• **What is asked**
Using the listing below, extract each line that has the word "Anger" in it.

====

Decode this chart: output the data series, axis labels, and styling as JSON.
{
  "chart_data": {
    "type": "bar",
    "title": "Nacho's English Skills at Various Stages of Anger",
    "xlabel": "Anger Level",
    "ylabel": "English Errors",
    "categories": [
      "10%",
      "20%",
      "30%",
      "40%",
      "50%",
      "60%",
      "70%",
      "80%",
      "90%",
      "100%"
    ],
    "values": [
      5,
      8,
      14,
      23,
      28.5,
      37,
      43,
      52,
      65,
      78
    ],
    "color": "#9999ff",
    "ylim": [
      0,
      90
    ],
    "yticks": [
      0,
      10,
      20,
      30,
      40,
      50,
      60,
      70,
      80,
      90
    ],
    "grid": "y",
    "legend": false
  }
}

====

• **Correct answer**
    "title": "Nacho's English Skills at Various Stages of Anger",
    "xlabel": "Anger Level",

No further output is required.